:: The records ::

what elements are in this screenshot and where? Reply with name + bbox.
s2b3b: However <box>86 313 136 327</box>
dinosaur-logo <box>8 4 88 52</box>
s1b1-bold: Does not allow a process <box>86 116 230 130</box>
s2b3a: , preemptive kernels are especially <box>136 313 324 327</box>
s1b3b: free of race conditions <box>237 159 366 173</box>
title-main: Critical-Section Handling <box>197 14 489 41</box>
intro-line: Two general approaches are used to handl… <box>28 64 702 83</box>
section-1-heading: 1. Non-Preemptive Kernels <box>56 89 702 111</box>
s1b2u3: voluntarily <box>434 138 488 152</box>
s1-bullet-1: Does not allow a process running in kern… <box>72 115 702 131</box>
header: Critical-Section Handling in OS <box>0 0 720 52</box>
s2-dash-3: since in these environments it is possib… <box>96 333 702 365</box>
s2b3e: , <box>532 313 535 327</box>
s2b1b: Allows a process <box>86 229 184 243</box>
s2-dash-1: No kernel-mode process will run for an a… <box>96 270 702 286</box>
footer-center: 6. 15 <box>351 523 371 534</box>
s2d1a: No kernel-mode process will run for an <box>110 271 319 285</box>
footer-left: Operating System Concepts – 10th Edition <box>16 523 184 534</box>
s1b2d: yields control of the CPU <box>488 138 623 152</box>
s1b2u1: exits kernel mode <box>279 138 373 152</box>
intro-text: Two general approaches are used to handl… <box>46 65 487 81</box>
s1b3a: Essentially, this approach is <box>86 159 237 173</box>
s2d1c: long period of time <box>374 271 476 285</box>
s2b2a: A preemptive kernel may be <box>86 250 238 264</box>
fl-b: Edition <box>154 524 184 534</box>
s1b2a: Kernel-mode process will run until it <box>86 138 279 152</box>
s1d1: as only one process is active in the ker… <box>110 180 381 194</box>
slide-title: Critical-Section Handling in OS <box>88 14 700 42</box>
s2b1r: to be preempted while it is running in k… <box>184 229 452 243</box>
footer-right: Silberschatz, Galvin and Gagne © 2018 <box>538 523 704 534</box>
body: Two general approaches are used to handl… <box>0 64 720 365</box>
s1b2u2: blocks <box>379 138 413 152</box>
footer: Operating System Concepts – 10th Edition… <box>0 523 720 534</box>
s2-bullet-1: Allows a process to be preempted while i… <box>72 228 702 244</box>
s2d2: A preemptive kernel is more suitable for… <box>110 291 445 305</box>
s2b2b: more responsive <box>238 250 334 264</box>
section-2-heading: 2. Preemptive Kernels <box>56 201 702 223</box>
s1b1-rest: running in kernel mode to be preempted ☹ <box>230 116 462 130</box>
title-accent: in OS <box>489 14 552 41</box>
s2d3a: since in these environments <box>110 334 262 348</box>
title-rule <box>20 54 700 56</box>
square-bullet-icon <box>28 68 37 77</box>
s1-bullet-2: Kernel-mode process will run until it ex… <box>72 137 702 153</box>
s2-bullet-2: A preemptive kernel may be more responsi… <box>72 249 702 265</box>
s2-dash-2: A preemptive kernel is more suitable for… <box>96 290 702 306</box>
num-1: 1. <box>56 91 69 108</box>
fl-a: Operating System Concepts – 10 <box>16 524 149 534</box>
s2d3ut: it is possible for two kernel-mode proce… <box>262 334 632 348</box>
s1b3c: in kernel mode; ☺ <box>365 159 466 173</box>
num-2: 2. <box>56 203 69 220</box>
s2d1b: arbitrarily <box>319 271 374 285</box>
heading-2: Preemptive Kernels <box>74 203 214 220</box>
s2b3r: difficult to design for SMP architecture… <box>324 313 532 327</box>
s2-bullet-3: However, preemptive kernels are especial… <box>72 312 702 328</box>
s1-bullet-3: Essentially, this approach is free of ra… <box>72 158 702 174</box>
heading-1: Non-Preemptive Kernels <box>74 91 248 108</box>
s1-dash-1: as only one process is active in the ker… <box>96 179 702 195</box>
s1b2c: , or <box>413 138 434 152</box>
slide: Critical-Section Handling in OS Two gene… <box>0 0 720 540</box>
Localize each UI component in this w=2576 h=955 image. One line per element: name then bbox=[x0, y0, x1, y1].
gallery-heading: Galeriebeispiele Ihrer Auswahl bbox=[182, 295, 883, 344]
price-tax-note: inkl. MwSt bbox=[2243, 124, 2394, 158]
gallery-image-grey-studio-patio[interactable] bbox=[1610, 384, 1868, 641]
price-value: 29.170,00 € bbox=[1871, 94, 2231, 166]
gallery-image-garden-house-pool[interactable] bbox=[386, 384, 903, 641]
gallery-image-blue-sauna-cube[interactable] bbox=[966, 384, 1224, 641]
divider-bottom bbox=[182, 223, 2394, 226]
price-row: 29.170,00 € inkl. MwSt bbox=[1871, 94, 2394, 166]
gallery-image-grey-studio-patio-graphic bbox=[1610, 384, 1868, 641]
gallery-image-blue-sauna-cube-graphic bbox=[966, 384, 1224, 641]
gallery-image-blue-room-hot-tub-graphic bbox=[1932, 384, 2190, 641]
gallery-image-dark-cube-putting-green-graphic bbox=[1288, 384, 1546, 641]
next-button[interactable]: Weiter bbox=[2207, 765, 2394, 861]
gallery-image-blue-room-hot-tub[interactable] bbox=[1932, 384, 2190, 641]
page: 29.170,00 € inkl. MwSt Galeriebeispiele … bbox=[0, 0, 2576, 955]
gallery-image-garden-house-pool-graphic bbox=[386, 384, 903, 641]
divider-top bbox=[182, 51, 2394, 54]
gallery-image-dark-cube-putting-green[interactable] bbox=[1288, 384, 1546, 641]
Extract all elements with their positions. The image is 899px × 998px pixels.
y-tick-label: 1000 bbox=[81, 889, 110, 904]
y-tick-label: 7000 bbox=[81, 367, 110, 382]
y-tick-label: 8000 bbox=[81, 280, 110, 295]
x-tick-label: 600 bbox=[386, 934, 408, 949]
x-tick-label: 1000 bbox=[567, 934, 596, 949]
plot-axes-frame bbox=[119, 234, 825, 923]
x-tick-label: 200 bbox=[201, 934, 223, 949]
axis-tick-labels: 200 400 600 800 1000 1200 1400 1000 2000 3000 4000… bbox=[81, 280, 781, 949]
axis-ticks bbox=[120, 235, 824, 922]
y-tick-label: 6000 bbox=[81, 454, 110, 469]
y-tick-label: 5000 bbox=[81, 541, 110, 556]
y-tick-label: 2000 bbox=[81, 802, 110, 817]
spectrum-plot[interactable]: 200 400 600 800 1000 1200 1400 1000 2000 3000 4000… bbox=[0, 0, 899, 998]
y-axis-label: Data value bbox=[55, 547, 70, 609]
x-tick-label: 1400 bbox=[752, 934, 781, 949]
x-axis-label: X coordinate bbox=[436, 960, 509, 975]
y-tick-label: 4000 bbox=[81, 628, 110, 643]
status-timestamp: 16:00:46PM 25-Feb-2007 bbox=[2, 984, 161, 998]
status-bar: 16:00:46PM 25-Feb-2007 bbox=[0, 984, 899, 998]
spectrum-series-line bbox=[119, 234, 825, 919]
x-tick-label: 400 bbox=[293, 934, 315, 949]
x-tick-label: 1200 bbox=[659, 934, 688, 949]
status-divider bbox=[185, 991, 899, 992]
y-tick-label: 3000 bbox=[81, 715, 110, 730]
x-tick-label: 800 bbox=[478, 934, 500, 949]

:::

**Written task**
Put the stretch from the start of the records through the line containing "s2b3a: , preemptive" into a Markdown table. Use a Row column for the row number and a Line column for each line, and skip any blank lines.

**Answer to this problem**
| Row | Line |
|---|---|
| 1 | what elements are in this screenshot and where? Reply with name + bbox. |
| 2 | s2b3b: However <box>86 313 136 327</box> |
| 3 | dinosaur-logo <box>8 4 88 52</box> |
| 4 | s1b1-bold: Does not allow a process <box>86 116 230 130</box> |
| 5 | s2b3a: , preemptive kernels are especially <box>136 313 324 327</box> |